> [THE TASK]: Can you transcribe every record below exactly as it appears?
━━━ RECORDS SHOWN
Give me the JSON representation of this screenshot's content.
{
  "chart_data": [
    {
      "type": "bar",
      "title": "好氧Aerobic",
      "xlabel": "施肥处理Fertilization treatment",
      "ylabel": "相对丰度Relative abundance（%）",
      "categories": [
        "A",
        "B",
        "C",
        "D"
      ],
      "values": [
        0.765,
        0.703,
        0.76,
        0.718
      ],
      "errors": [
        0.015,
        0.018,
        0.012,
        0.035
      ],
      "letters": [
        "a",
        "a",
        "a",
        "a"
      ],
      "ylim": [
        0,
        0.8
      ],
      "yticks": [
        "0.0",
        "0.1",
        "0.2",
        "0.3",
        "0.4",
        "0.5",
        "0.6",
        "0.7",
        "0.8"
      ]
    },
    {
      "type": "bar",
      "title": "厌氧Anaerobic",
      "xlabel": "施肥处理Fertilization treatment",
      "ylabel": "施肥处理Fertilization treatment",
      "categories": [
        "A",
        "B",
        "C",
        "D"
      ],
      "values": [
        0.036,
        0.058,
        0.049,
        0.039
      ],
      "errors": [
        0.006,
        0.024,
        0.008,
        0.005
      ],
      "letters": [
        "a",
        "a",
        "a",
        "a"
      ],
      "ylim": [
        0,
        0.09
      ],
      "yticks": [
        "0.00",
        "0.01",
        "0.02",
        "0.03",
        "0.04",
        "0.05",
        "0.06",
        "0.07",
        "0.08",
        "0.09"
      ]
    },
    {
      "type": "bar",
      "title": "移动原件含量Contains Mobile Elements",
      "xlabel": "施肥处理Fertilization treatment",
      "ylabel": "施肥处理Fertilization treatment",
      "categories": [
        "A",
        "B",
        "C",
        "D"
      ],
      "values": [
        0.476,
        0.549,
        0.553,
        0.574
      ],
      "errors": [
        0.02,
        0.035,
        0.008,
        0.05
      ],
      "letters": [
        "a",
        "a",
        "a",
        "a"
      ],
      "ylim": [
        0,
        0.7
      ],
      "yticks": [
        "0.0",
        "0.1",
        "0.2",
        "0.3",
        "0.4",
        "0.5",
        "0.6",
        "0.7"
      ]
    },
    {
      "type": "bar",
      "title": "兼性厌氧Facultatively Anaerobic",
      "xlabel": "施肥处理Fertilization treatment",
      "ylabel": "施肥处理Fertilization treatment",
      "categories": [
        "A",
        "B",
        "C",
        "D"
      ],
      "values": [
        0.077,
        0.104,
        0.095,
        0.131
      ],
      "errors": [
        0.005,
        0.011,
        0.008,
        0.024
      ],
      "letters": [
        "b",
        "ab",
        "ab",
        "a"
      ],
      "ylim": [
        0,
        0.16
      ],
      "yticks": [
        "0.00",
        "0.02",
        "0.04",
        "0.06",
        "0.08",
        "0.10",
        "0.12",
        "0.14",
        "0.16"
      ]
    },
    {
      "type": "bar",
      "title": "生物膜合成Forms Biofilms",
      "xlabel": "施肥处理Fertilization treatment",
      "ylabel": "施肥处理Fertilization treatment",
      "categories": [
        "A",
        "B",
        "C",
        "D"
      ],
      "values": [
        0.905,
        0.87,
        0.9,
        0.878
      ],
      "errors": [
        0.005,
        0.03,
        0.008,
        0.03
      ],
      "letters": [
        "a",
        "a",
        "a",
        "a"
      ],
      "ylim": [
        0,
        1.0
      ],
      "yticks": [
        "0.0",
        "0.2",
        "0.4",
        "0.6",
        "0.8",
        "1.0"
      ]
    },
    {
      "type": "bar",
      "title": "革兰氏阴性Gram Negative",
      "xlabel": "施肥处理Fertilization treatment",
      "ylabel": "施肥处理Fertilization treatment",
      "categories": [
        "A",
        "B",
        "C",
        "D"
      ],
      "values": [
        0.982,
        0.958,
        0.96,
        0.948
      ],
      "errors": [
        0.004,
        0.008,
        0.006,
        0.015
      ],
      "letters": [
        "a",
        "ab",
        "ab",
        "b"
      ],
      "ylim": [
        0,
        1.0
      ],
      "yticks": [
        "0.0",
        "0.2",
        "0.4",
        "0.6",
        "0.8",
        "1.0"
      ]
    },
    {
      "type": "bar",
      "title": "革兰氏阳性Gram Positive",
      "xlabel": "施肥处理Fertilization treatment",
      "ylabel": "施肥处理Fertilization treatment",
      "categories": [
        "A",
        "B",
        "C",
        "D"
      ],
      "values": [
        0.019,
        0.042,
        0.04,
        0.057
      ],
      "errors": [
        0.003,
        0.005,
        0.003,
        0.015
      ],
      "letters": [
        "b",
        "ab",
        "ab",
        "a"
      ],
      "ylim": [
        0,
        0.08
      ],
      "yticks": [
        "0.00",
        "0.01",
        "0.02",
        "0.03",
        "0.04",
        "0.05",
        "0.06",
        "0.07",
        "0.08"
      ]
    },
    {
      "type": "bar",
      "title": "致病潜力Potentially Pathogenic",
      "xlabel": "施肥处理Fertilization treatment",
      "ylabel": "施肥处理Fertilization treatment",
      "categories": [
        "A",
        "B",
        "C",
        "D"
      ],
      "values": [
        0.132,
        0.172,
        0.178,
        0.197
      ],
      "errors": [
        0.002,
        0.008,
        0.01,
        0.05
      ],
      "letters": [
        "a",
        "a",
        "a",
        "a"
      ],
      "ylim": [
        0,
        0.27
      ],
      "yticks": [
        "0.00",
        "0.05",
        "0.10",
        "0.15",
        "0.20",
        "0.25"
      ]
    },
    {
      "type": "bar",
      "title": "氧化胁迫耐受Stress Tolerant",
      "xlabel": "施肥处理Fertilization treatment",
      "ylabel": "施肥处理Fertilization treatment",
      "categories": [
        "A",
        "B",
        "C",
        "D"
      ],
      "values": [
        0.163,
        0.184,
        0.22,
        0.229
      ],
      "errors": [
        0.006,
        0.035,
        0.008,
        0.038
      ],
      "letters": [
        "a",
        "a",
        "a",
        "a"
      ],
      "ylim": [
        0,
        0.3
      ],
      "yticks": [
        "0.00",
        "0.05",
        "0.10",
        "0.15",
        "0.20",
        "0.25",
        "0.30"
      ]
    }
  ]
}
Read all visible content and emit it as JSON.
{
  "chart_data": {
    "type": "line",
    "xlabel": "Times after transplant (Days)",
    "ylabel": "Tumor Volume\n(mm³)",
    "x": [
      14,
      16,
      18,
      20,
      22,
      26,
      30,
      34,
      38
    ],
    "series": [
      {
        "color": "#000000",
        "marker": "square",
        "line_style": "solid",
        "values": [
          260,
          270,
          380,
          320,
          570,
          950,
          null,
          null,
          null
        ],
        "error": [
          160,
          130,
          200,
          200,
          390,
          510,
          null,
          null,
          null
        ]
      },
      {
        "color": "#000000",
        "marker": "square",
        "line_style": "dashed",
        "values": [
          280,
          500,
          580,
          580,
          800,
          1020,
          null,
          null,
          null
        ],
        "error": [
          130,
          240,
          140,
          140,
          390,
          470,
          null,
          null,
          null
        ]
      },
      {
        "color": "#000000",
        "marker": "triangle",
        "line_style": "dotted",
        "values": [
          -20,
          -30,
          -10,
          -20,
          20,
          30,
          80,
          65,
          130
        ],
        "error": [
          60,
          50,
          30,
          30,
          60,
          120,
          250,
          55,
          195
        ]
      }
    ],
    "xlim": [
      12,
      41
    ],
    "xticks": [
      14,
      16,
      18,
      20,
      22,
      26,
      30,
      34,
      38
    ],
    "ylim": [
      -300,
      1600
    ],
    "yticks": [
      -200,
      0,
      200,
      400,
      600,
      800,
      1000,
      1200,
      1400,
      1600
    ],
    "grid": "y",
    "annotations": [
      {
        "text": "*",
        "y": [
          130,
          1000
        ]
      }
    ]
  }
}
━━━━━━
> [EXPECTED OUTPUT]:
Give me the JSON representation of this screenshot's content.
{
  "chart_data": [
    {
      "type": "bar",
      "title": "好氧Aerobic",
      "xlabel": "施肥处理Fertilization treatment",
      "ylabel": "相对丰度Relative abundance（%）",
      "categories": [
        "A",
        "B",
        "C",
        "D"
      ],
      "values": [
        0.765,
        0.703,
        0.76,
        0.718
      ],
      "errors": [
        0.015,
        0.018,
        0.012,
        0.035
      ],
      "letters": [
        "a",
        "a",
        "a",
        "a"
      ],
      "ylim": [
        0,
        0.8
      ],
      "yticks": [
        "0.0",
        "0.1",
        "0.2",
        "0.3",
        "0.4",
        "0.5",
        "0.6",
        "0.7",
        "0.8"
      ]
    },
    {
      "type": "bar",
      "title": "厌氧Anaerobic",
      "xlabel": "施肥处理Fertilization treatment",
      "ylabel": "施肥处理Fertilization treatment",
      "categories": [
        "A",
        "B",
        "C",
        "D"
      ],
      "values": [
        0.036,
        0.058,
        0.049,
        0.039
      ],
      "errors": [
        0.006,
        0.024,
        0.008,
        0.005
      ],
      "letters": [
        "a",
        "a",
        "a",
        "a"
      ],
      "ylim": [
        0,
        0.09
      ],
      "yticks": [
        "0.00",
        "0.01",
        "0.02",
        "0.03",
        "0.04",
        "0.05",
        "0.06",
        "0.07",
        "0.08",
        "0.09"
      ]
    },
    {
      "type": "bar",
      "title": "移动原件含量Contains Mobile Elements",
      "xlabel": "施肥处理Fertilization treatment",
      "ylabel": "施肥处理Fertilization treatment",
      "categories": [
        "A",
        "B",
        "C",
        "D"
      ],
      "values": [
        0.476,
        0.549,
        0.553,
        0.574
      ],
      "errors": [
        0.02,
        0.035,
        0.008,
        0.05
      ],
      "letters": [
        "a",
        "a",
        "a",
        "a"
      ],
      "ylim": [
        0,
        0.7
      ],
      "yticks": [
        "0.0",
        "0.1",
        "0.2",
        "0.3",
        "0.4",
        "0.5",
        "0.6",
        "0.7"
      ]
    },
    {
      "type": "bar",
      "title": "兼性厌氧Facultatively Anaerobic",
      "xlabel": "施肥处理Fertilization treatment",
      "ylabel": "施肥处理Fertilization treatment",
      "categories": [
        "A",
        "B",
        "C",
        "D"
      ],
      "values": [
        0.077,
        0.104,
        0.095,
        0.131
      ],
      "errors": [
        0.005,
        0.011,
        0.008,
        0.024
      ],
      "letters": [
        "b",
        "ab",
        "ab",
        "a"
      ],
      "ylim": [
        0,
        0.16
      ],
      "yticks": [
        "0.00",
        "0.02",
        "0.04",
        "0.06",
        "0.08",
        "0.10",
        "0.12",
        "0.14",
        "0.16"
      ]
    },
    {
      "type": "bar",
      "title": "生物膜合成Forms Biofilms",
      "xlabel": "施肥处理Fertilization treatment",
      "ylabel": "施肥处理Fertilization treatment",
      "categories": [
        "A",
        "B",
        "C",
        "D"
      ],
      "values": [
        0.905,
        0.87,
        0.9,
        0.878
      ],
      "errors": [
        0.005,
        0.03,
        0.008,
        0.03
      ],
      "letters": [
        "a",
        "a",
        "a",
        "a"
      ],
      "ylim": [
        0,
        1.0
      ],
      "yticks": [
        "0.0",
        "0.2",
        "0.4",
        "0.6",
        "0.8",
        "1.0"
      ]
    },
    {
      "type": "bar",
      "title": "革兰氏阴性Gram Negative",
      "xlabel": "施肥处理Fertilization treatment",
      "ylabel": "施肥处理Fertilization treatment",
      "categories": [
        "A",
        "B",
        "C",
        "D"
      ],
      "values": [
        0.982,
        0.958,
        0.96,
        0.948
      ],
      "errors": [
        0.004,
        0.008,
        0.006,
        0.015
      ],
      "letters": [
        "a",
        "ab",
        "ab",
        "b"
      ],
      "ylim": [
        0,
        1.0
      ],
      "yticks": [
        "0.0",
        "0.2",
        "0.4",
        "0.6",
        "0.8",
        "1.0"
      ]
    },
    {
      "type": "bar",
      "title": "革兰氏阳性Gram Positive",
      "xlabel": "施肥处理Fertilization treatment",
      "ylabel": "施肥处理Fertilization treatment",
      "categories": [
        "A",
        "B",
        "C",
        "D"
      ],
      "values": [
        0.019,
        0.042,
        0.04,
        0.057
      ],
      "errors": [
        0.003,
        0.005,
        0.003,
        0.015
      ],
      "letters": [
        "b",
        "ab",
        "ab",
        "a"
      ],
      "ylim": [
        0,
        0.08
      ],
      "yticks": [
        "0.00",
        "0.01",
        "0.02",
        "0.03",
        "0.04",
        "0.05",
        "0.06",
        "0.07",
        "0.08"
      ]
    },
    {
      "type": "bar",
      "title": "致病潜力Potentially Pathogenic",
      "xlabel": "施肥处理Fertilization treatment",
      "ylabel": "施肥处理Fertilization treatment",
      "categories": [
        "A",
        "B",
        "C",
        "D"
      ],
      "values": [
        0.132,
        0.172,
        0.178,
        0.197
      ],
      "errors": [
        0.002,
        0.008,
        0.01,
        0.05
      ],
      "letters": [
        "a",
        "a",
        "a",
        "a"
      ],
      "ylim": [
        0,
        0.27
      ],
      "yticks": [
        "0.00",
        "0.05",
        "0.10",
        "0.15",
        "0.20",
        "0.25"
      ]
    },
    {
      "type": "bar",
      "title": "氧化胁迫耐受Stress Tolerant",
      "xlabel": "施肥处理Fertilization treatment",
      "ylabel": "施肥处理Fertilization treatment",
      "categories": [
        "A",
        "B",
        "C",
        "D"
      ],
      "values": [
        0.163,
        0.184,
        0.22,
        0.229
      ],
      "errors": [
        0.006,
        0.035,
        0.008,
        0.038
      ],
      "letters": [
        "a",
        "a",
        "a",
        "a"
      ],
      "ylim": [
        0,
        0.3
      ],
      "yticks": [
        "0.00",
        "0.05",
        "0.10",
        "0.15",
        "0.20",
        "0.25",
        "0.30"
      ]
    }
  ]
}
Read all visible content and emit it as JSON.
{
  "chart_data": {
    "type": "line",
    "xlabel": "Times after transplant (Days)",
    "ylabel": "Tumor Volume\n(mm³)",
    "x": [
      14,
      16,
      18,
      20,
      22,
      26,
      30,
      34,
      38
    ],
    "series": [
      {
        "color": "#000000",
        "marker": "square",
        "line_style": "solid",
        "values": [
          260,
          270,
          380,
          320,
          570,
          950,
          null,
          null,
          null
        ],
        "error": [
          160,
          130,
          200,
          200,
          390,
          510,
          null,
          null,
          null
        ]
      },
      {
        "color": "#000000",
        "marker": "square",
        "line_style": "dashed",
        "values": [
          280,
          500,
          580,
          580,
          800,
          1020,
          null,
          null,
          null
        ],
        "error": [
          130,
          240,
          140,
          140,
          390,
          470,
          null,
          null,
          null
        ]
      },
      {
        "color": "#000000",
        "marker": "triangle",
        "line_style": "dotted",
        "values": [
          -20,
          -30,
          -10,
          -20,
          20,
          30,
          80,
          65,
          130
        ],
        "error": [
          60,
          50,
          30,
          30,
          60,
          120,
          250,
          55,
          195
        ]
      }
    ],
    "xlim": [
      12,
      41
    ],
    "xticks": [
      14,
      16,
      18,
      20,
      22,
      26,
      30,
      34,
      38
    ],
    "ylim": [
      -300,
      1600
    ],
    "yticks": [
      -200,
      0,
      200,
      400,
      600,
      800,
      1000,
      1200,
      1400,
      1600
    ],
    "grid": "y",
    "annotations": [
      {
        "text": "*",
        "y": [
          130,
          1000
        ]
      }
    ]
  }
}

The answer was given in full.